[Collected data]
▼▼▼

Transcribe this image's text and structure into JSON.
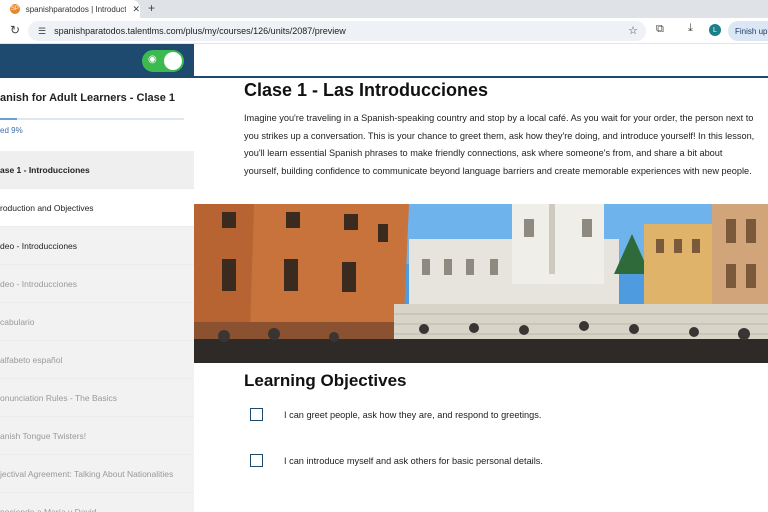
{
  "browser": {
    "tab_title": "spanishparatodos | Introducti",
    "tab_favicon": "SP",
    "url": "spanishparatodos.talentlms.com/plus/my/courses/126/units/2087/preview",
    "profile_initial": "L",
    "finish_button": "Finish up"
  },
  "sidebar": {
    "course_title": "anish for Adult Learners - Clase 1",
    "progress_percent": 9,
    "progress_text": "ed 9%",
    "units": [
      {
        "label": "ase 1 - Introducciones",
        "kind": "section"
      },
      {
        "label": "roduction and Objectives",
        "kind": "active"
      },
      {
        "label": "deo - Introducciones",
        "kind": "dark"
      },
      {
        "label": "deo - Introducciones",
        "kind": "locked"
      },
      {
        "label": "cabulario",
        "kind": "locked"
      },
      {
        "label": "alfabeto español",
        "kind": "locked"
      },
      {
        "label": "onunciation Rules - The Basics",
        "kind": "locked"
      },
      {
        "label": "anish Tongue Twisters!",
        "kind": "locked"
      },
      {
        "label": "jectival Agreement: Talking About Nationalities",
        "kind": "locked"
      },
      {
        "label": "nociendo a María y David",
        "kind": "locked"
      }
    ]
  },
  "main": {
    "title": "Clase 1 - Las Introducciones",
    "intro": "Imagine you're traveling in a Spanish-speaking country and stop by a local café. As you wait for your order, the person next to you strikes up a conversation. This is your chance to greet them, ask how they're doing, and introduce yourself! In this lesson, you'll learn essential Spanish phrases to make friendly connections, ask where someone's from, and share a bit about yourself, building confidence to communicate beyond language barriers and create memorable experiences with new people.",
    "objectives_heading": "Learning Objectives",
    "objectives": [
      "I can greet people, ask how they are, and respond to greetings.",
      "I can introduce myself and ask others for basic personal details."
    ]
  },
  "colors": {
    "brand_navy": "#1d4a6e",
    "toggle_green": "#3cb94f",
    "progress_blue": "#6aa0d8"
  }
}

▲▲▲

§ **Directive**
Copy the listing word for word, excluding its pictures.

§ **The reply**
Transcribe this image's text and structure into JSON.
{
  "browser": {
    "tab_title": "spanishparatodos | Introducti",
    "tab_favicon": "SP",
    "url": "spanishparatodos.talentlms.com/plus/my/courses/126/units/2087/preview",
    "profile_initial": "L",
    "finish_button": "Finish up"
  },
  "sidebar": {
    "course_title": "anish for Adult Learners - Clase 1",
    "progress_percent": 9,
    "progress_text": "ed 9%",
    "units": [
      {
        "label": "ase 1 - Introducciones",
        "kind": "section"
      },
      {
        "label": "roduction and Objectives",
        "kind": "active"
      },
      {
        "label": "deo - Introducciones",
        "kind": "dark"
      },
      {
        "label": "deo - Introducciones",
        "kind": "locked"
      },
      {
        "label": "cabulario",
        "kind": "locked"
      },
      {
        "label": "alfabeto español",
        "kind": "locked"
      },
      {
        "label": "onunciation Rules - The Basics",
        "kind": "locked"
      },
      {
        "label": "anish Tongue Twisters!",
        "kind": "locked"
      },
      {
        "label": "jectival Agreement: Talking About Nationalities",
        "kind": "locked"
      },
      {
        "label": "nociendo a María y David",
        "kind": "locked"
      }
    ]
  },
  "main": {
    "title": "Clase 1 - Las Introducciones",
    "intro": "Imagine you're traveling in a Spanish-speaking country and stop by a local café. As you wait for your order, the person next to you strikes up a conversation. This is your chance to greet them, ask how they're doing, and introduce yourself! In this lesson, you'll learn essential Spanish phrases to make friendly connections, ask where someone's from, and share a bit about yourself, building confidence to communicate beyond language barriers and create memorable experiences with new people.",
    "objectives_heading": "Learning Objectives",
    "objectives": [
      "I can greet people, ask how they are, and respond to greetings.",
      "I can introduce myself and ask others for basic personal details."
    ]
  },
  "colors": {
    "brand_navy": "#1d4a6e",
    "toggle_green": "#3cb94f",
    "progress_blue": "#6aa0d8"
  }
}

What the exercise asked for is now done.